— START Excerpted text —

Your Existence is Activism: Making Change by Showing Up

I was raised in an Orthodox home, and transitioned in 1990. In 1986 I stopped all Jewish observance. I was certain I’d never be welcome in an Orthodox shul or community if I was significantly different in any visible way. 

1986 was the height of AIDS activism, which aimed for a large audience: The United States. Playing to the general public needed a very bold approach. So, the world famous 1990s group Queer Nation held kiss-ins, marches, protests, and various other types of actions. They became famous for popularizing the rallying cry: “We’re Here! We’re Queer! We’re Fabulous, Get Used To It!”

In 2008, on the second day of Pesach, I ventured into a shul near my apartment. I was betting that the world had changed a tiny, tiny little bit. It still has a long way to go—especially the Orthodox world.

But, just as an exercise in looking at an issue from another point of view: close your eyes–OK, open them again to continue reading, finish this paragraph, THEN close your eyes–imagine hearing outside your synagogue on a Shabbat morning during davening: “We’re Here! We’re Queer! We’re Fabulous, Get Used To It.” How do you think that’d go over with the congregation? Have you imagined it? OK, let’s move on.

Before I found my spiritual home, I used to go to a hashkama (early morning) minyan in a “black hat” shul on Shabbat morning. No one there ever gave me a problem. One guy who found out I was trans was shocked: “You dress modestly, you respect the religious tradition…”. However small a “win” that was, it led to a larger question: Does tznius, often defined as modesty, refer only to clothing? Perhaps another facet of modesty is not making an issue of oneself in the context of a congregation. How does that square with being out as an LGBTQ+ Jew in an Orthodox community?

Due disclosure: I perform standup comedy about being Ortho, trans, and the “combo platter.” I realize that’s not at all tzniusdik.

For decades comedians have had to “read the room.” Comedians read the room to scope out that night’s audience, and to assess what will or won’t make that audience laugh. LGBTQ+ Jews need to read different kinds of rooms, and not for laughs. You’ll need answers to critical questions like “Is this shul a fit for me?

You have an advantage over comedians “reading” an audience. You can do a lot of research in advance about a synagogue. A synagogue can be the central part of your spiritual life and Jewish community, so take your time finding the right one. Visit the shul’s website, perform Google searches on the board members, donors, honorees, and others whose names you see associated with the shul. See if there are Yelp reviews–OK, that last one was a joke–and check them out on social media. And don’t forget to get in touch with Eshel’s Welcoming Shuls Project Director, Dr. Sunnie Epstein, who has spoken with over 260 Orthodox rabbis. If she hasn’t spoken to the shul you’re interested in, she can scope it out for you to see if it’s a fit.

If you like what you find in your initial research, visit the shul; if possible, go with a friend. If you’re not sure after the first visit whether that synagogue is for you, go again. 

Ask questions of the rabbi, of the membership, of anyone you know who attends the synagogue, regardless of whether they are members. Although you should get a broad spectrum of input, make sure to consult at least some people in your own age range. Someone in their twenties may have different priorities for a synagogue than someone in their fifties.

— END Excerpted text —

▸ Aim 1:
Answer these questions about the essay on showing up as an LGBTQ+ Orthodox Jew:
(a) In what year did the writer transition?
(b) Which group popularized the cry "We're Here! We're Queer!"?
(c) How many Orthodox rabbis has Dr. Sunnie Epstein spoken with?

— START Input for this task —

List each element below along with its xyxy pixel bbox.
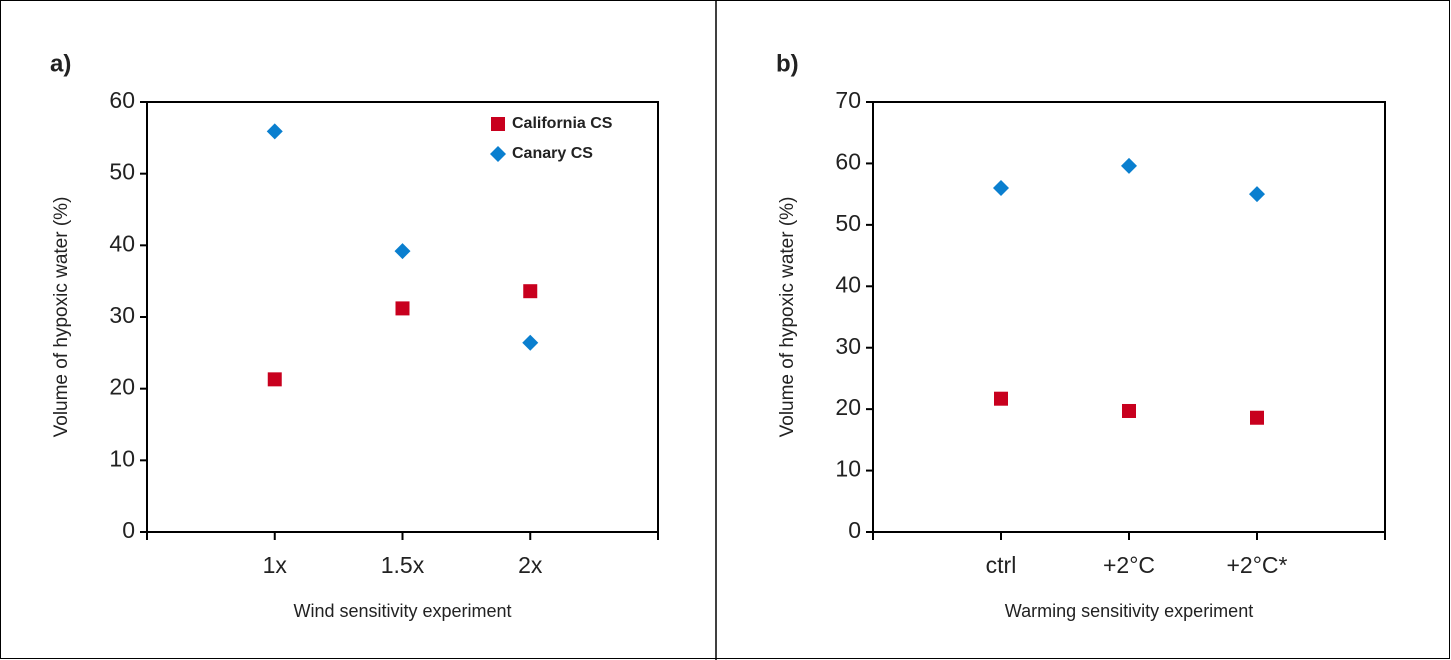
y-tick-label: 10 bbox=[109, 445, 135, 471]
y-tick-label: 20 bbox=[835, 394, 861, 420]
x-tick-label: 1x bbox=[263, 552, 288, 578]
x-tick-label: +2°C bbox=[1103, 552, 1155, 578]
point bbox=[994, 391, 1008, 406]
y-tick-label: 40 bbox=[109, 230, 135, 256]
point bbox=[266, 123, 283, 140]
y-tick-label: 20 bbox=[109, 374, 135, 400]
y-tick-label: 50 bbox=[109, 159, 135, 185]
point bbox=[394, 243, 411, 260]
y-tick-label: 60 bbox=[835, 149, 861, 175]
x-axis-label: Wind sensitivity experiment bbox=[293, 601, 511, 621]
point bbox=[1122, 403, 1136, 418]
y-axis-label: Volume of hypoxic water (%) bbox=[777, 197, 798, 438]
x-tick-label: 2x bbox=[518, 552, 543, 578]
y-tick-label: 30 bbox=[835, 333, 861, 359]
legend-marker bbox=[491, 117, 505, 131]
legend-marker bbox=[490, 146, 506, 162]
point bbox=[522, 334, 539, 351]
point bbox=[523, 284, 538, 299]
panel-label: b) bbox=[776, 50, 799, 77]
y-tick-label: 60 bbox=[109, 87, 135, 113]
x-axis-label: Warming sensitivity experiment bbox=[1005, 601, 1253, 621]
x-tick-label: +2°C* bbox=[1227, 552, 1288, 578]
y-tick-label: 0 bbox=[848, 517, 861, 543]
point bbox=[1249, 186, 1265, 203]
point bbox=[993, 180, 1009, 196]
legend-label: California CS bbox=[512, 115, 613, 132]
point bbox=[267, 372, 282, 387]
y-tick-label: 70 bbox=[835, 87, 861, 113]
x-tick-label: ctrl bbox=[986, 552, 1017, 578]
y-tick-label: 0 bbox=[122, 517, 135, 543]
y-tick-label: 40 bbox=[835, 271, 861, 297]
point bbox=[1250, 410, 1264, 425]
panel-label: a) bbox=[50, 50, 71, 77]
point bbox=[1121, 157, 1137, 174]
y-tick-label: 30 bbox=[109, 302, 135, 328]
y-tick-label: 10 bbox=[835, 456, 861, 482]
x-tick-label: 1.5x bbox=[381, 552, 425, 578]
y-tick-label: 50 bbox=[835, 210, 861, 236]
y-axis-label: Volume of hypoxic water (%) bbox=[51, 197, 72, 438]
point bbox=[395, 301, 410, 316]
legend-label: Canary CS bbox=[512, 145, 593, 162]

— END Input for this task —

▸ Aim 2:
Could you extract, word for word, the dataset excerpt entries from the line with "y-tick-label: 10 bbox=[109, 445, 135, 471]" through the line with "point bbox=[1250, 410, 1264, 425]"?

▸ Written solution 1:
(a) 1990
(b) Queer Nation
(c) Over 260

▸ Written solution 2:
y-tick-label: 10 bbox=[109, 445, 135, 471]
y-tick-label: 20 bbox=[835, 394, 861, 420]
x-tick-label: 1x bbox=[263, 552, 288, 578]
x-tick-label: +2°C bbox=[1103, 552, 1155, 578]
point bbox=[994, 391, 1008, 406]
y-tick-label: 40 bbox=[109, 230, 135, 256]
point bbox=[266, 123, 283, 140]
y-tick-label: 20 bbox=[109, 374, 135, 400]
y-tick-label: 50 bbox=[109, 159, 135, 185]
point bbox=[394, 243, 411, 260]
y-tick-label: 60 bbox=[835, 149, 861, 175]
x-axis-label: Wind sensitivity experiment bbox=[293, 601, 511, 621]
point bbox=[1122, 403, 1136, 418]
y-axis-label: Volume of hypoxic water (%) bbox=[777, 197, 798, 438]
x-tick-label: 2x bbox=[518, 552, 543, 578]
y-tick-label: 30 bbox=[835, 333, 861, 359]
legend-marker bbox=[491, 117, 505, 131]
legend-marker bbox=[490, 146, 506, 162]
point bbox=[522, 334, 539, 351]
point bbox=[523, 284, 538, 299]
panel-label: b) bbox=[776, 50, 799, 77]
y-tick-label: 60 bbox=[109, 87, 135, 113]
x-axis-label: Warming sensitivity experiment bbox=[1005, 601, 1253, 621]
x-tick-label: +2°C* bbox=[1227, 552, 1288, 578]
y-tick-label: 0 bbox=[848, 517, 861, 543]
point bbox=[1249, 186, 1265, 203]
point bbox=[993, 180, 1009, 196]
legend-label: California CS bbox=[512, 115, 613, 132]
point bbox=[267, 372, 282, 387]
y-tick-label: 70 bbox=[835, 87, 861, 113]
x-tick-label: ctrl bbox=[986, 552, 1017, 578]
y-tick-label: 0 bbox=[122, 517, 135, 543]
y-tick-label: 40 bbox=[835, 271, 861, 297]
point bbox=[1250, 410, 1264, 425]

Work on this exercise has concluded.